WHAT IS EXPECTED: Output the entries verbatim, including every line.

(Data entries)
_____

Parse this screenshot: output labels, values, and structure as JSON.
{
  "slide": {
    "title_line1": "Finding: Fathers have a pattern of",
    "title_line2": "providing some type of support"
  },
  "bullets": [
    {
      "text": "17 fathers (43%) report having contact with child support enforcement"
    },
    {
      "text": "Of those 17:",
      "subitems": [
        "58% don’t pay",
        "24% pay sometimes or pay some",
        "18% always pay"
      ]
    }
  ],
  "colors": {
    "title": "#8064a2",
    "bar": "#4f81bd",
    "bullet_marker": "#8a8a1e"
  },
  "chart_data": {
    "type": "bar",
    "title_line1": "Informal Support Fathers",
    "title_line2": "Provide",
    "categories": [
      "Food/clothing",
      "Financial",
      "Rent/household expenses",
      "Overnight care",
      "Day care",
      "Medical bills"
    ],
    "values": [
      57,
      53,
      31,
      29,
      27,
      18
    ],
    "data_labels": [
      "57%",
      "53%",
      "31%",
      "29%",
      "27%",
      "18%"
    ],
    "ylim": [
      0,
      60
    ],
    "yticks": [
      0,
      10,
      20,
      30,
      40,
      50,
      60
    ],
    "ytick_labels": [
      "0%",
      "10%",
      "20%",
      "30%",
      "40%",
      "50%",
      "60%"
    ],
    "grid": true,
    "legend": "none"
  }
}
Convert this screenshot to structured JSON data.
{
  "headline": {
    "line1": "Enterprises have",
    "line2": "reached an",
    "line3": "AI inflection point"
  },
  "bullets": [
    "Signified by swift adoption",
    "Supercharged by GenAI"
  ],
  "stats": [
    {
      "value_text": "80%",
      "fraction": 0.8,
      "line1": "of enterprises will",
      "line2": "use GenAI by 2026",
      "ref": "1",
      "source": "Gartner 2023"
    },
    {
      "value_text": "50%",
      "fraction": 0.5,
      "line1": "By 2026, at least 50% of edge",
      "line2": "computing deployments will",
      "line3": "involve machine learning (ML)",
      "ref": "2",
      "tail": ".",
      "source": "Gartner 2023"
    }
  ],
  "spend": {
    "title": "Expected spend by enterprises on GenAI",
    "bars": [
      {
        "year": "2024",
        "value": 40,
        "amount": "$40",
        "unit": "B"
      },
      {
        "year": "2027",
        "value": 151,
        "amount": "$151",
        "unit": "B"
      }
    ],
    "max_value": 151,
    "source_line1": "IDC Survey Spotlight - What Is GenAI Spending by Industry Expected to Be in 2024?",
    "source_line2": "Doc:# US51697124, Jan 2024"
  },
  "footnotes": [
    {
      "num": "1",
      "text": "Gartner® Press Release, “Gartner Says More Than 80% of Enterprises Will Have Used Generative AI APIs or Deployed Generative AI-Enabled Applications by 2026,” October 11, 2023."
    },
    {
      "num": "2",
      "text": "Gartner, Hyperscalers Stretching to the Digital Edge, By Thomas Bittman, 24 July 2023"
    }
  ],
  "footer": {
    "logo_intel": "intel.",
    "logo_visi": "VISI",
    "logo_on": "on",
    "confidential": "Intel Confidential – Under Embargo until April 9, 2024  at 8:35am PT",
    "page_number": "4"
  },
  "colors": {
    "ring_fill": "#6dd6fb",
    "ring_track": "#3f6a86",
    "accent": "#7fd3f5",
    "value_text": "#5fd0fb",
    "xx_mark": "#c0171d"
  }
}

_____

WRITTEN ANSWER:
Parse this screenshot: output labels, values, and structure as JSON.
{
  "slide": {
    "title_line1": "Finding: Fathers have a pattern of",
    "title_line2": "providing some type of support"
  },
  "bullets": [
    {
      "text": "17 fathers (43%) report having contact with child support enforcement"
    },
    {
      "text": "Of those 17:",
      "subitems": [
        "58% don’t pay",
        "24% pay sometimes or pay some",
        "18% always pay"
      ]
    }
  ],
  "colors": {
    "title": "#8064a2",
    "bar": "#4f81bd",
    "bullet_marker": "#8a8a1e"
  },
  "chart_data": {
    "type": "bar",
    "title_line1": "Informal Support Fathers",
    "title_line2": "Provide",
    "categories": [
      "Food/clothing",
      "Financial",
      "Rent/household expenses",
      "Overnight care",
      "Day care",
      "Medical bills"
    ],
    "values": [
      57,
      53,
      31,
      29,
      27,
      18
    ],
    "data_labels": [
      "57%",
      "53%",
      "31%",
      "29%",
      "27%",
      "18%"
    ],
    "ylim": [
      0,
      60
    ],
    "yticks": [
      0,
      10,
      20,
      30,
      40,
      50,
      60
    ],
    "ytick_labels": [
      "0%",
      "10%",
      "20%",
      "30%",
      "40%",
      "50%",
      "60%"
    ],
    "grid": true,
    "legend": "none"
  }
}
Convert this screenshot to structured JSON data.
{
  "headline": {
    "line1": "Enterprises have",
    "line2": "reached an",
    "line3": "AI inflection point"
  },
  "bullets": [
    "Signified by swift adoption",
    "Supercharged by GenAI"
  ],
  "stats": [
    {
      "value_text": "80%",
      "fraction": 0.8,
      "line1": "of enterprises will",
      "line2": "use GenAI by 2026",
      "ref": "1",
      "source": "Gartner 2023"
    },
    {
      "value_text": "50%",
      "fraction": 0.5,
      "line1": "By 2026, at least 50% of edge",
      "line2": "computing deployments will",
      "line3": "involve machine learning (ML)",
      "ref": "2",
      "tail": ".",
      "source": "Gartner 2023"
    }
  ],
  "spend": {
    "title": "Expected spend by enterprises on GenAI",
    "bars": [
      {
        "year": "2024",
        "value": 40,
        "amount": "$40",
        "unit": "B"
      },
      {
        "year": "2027",
        "value": 151,
        "amount": "$151",
        "unit": "B"
      }
    ],
    "max_value": 151,
    "source_line1": "IDC Survey Spotlight - What Is GenAI Spending by Industry Expected to Be in 2024?",
    "source_line2": "Doc:# US51697124, Jan 2024"
  },
  "footnotes": [
    {
      "num": "1",
      "text": "Gartner® Press Release, “Gartner Says More Than 80% of Enterprises Will Have Used Generative AI APIs or Deployed Generative AI-Enabled Applications by 2026,” October 11, 2023."
    },
    {
      "num": "2",
      "text": "Gartner, Hyperscalers Stretching to the Digital Edge, By Thomas Bittman, 24 July 2023"
    }
  ],
  "footer": {
    "logo_intel": "intel.",
    "logo_visi": "VISI",
    "logo_on": "on",
    "confidential": "Intel Confidential – Under Embargo until April 9, 2024  at 8:35am PT",
    "page_number": "4"
  },
  "colors": {
    "ring_fill": "#6dd6fb",
    "ring_track": "#3f6a86",
    "accent": "#7fd3f5",
    "value_text": "#5fd0fb",
    "xx_mark": "#c0171d"
  }
}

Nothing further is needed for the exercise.